(Dataset listings of figures)
>> start
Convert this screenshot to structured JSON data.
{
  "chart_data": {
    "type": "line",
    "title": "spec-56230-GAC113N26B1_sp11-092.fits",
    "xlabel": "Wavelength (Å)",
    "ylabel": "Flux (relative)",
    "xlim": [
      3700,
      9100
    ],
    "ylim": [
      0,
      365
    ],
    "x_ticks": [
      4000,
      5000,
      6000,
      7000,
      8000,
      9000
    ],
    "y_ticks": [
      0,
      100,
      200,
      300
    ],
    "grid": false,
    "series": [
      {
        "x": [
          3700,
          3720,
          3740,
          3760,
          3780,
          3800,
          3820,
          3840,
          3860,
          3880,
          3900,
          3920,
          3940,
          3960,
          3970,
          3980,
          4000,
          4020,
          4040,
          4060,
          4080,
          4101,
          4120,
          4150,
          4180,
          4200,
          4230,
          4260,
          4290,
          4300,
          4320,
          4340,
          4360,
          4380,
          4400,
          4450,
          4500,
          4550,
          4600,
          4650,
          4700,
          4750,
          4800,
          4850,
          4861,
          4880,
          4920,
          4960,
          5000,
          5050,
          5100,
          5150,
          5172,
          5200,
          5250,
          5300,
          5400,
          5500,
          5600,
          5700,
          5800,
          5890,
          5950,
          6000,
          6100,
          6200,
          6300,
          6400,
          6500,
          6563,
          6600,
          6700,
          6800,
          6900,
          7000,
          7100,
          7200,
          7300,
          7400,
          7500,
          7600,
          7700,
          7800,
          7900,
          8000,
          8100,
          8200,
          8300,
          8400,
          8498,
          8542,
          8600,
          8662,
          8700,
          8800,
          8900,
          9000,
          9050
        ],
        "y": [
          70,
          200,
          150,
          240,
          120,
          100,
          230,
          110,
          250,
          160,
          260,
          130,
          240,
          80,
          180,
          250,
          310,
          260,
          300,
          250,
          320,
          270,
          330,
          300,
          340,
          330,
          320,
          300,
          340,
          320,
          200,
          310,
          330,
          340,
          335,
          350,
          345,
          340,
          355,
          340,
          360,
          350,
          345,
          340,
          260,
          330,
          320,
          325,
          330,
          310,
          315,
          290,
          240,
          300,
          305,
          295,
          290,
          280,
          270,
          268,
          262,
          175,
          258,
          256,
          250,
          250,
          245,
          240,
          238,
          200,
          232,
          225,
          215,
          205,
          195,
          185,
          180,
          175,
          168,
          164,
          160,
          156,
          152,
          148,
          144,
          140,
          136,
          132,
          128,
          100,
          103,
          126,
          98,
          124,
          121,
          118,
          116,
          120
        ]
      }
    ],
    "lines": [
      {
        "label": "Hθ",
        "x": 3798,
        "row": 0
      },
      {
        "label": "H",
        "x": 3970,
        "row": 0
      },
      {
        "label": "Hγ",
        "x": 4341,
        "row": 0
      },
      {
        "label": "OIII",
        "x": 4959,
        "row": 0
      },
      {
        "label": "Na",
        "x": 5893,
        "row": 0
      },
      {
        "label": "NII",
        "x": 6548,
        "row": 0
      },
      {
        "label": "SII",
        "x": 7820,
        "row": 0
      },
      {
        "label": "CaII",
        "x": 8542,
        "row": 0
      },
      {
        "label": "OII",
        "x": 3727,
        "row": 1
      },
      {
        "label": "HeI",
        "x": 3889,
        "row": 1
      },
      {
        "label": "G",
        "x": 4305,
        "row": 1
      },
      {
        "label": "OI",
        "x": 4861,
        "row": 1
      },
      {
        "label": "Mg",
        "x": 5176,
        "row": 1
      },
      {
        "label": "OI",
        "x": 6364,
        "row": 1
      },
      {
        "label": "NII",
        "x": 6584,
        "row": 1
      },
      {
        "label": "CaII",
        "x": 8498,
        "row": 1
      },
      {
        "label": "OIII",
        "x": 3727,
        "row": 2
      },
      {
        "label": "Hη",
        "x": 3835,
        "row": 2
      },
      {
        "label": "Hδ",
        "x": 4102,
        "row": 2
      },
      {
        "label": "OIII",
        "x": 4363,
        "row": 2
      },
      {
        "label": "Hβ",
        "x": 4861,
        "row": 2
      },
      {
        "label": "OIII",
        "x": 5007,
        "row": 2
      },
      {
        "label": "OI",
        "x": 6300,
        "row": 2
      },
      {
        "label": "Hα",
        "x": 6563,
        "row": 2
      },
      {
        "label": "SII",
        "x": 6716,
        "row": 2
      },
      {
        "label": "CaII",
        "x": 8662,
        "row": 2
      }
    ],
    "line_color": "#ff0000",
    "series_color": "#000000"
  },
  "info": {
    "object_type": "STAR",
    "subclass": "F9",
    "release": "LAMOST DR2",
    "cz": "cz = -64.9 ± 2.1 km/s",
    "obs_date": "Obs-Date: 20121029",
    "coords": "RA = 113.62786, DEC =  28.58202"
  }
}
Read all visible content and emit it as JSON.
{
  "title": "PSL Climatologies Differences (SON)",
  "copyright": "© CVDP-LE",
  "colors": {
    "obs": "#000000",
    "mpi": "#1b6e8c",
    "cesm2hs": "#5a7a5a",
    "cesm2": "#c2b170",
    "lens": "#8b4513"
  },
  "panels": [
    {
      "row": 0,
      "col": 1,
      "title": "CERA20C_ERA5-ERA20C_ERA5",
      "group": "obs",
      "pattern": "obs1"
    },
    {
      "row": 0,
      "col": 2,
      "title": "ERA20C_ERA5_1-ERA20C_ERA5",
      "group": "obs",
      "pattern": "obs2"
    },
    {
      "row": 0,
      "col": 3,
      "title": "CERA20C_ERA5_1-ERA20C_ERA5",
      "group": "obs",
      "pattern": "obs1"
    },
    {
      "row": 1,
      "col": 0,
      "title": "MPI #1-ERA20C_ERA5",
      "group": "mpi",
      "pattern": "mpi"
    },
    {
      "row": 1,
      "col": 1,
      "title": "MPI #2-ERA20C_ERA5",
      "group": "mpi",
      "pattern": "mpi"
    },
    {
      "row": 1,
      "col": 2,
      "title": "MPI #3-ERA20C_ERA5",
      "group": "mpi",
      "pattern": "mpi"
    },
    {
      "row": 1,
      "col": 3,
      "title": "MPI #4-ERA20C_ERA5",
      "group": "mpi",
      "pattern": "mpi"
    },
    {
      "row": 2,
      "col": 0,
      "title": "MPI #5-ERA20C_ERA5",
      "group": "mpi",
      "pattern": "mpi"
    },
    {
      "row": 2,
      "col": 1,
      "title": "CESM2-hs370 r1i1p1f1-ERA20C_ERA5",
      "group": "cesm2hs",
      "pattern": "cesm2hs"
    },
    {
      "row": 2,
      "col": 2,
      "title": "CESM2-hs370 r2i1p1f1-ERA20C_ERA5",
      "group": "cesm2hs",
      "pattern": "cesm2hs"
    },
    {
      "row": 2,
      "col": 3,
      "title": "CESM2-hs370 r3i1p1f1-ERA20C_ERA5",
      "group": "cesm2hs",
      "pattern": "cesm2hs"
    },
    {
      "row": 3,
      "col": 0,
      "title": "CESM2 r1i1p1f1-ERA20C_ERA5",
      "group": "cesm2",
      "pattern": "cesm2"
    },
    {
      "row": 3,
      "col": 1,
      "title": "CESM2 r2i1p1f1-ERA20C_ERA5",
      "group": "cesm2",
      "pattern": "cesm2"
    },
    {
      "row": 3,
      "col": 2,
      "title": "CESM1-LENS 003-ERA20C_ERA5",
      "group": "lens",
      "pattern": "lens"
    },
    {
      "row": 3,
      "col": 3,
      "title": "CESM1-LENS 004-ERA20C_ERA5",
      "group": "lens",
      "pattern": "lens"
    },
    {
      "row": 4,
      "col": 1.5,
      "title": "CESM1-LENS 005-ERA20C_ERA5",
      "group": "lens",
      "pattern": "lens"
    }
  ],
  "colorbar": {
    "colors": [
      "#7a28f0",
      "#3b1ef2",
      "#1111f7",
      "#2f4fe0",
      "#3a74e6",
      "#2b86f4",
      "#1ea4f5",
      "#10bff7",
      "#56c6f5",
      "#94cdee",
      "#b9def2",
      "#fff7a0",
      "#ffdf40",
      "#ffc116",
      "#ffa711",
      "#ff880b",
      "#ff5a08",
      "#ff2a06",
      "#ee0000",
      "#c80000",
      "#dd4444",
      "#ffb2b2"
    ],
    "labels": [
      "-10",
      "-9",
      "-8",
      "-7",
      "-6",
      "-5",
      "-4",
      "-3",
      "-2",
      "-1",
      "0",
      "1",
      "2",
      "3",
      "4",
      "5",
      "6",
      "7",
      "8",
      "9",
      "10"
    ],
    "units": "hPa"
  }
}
>> end
**Task to carry out**
Collect every line above that contains the word "JSON".

**Result of the exercise**
Convert this screenshot to structured JSON data.
Read all visible content and emit it as JSON.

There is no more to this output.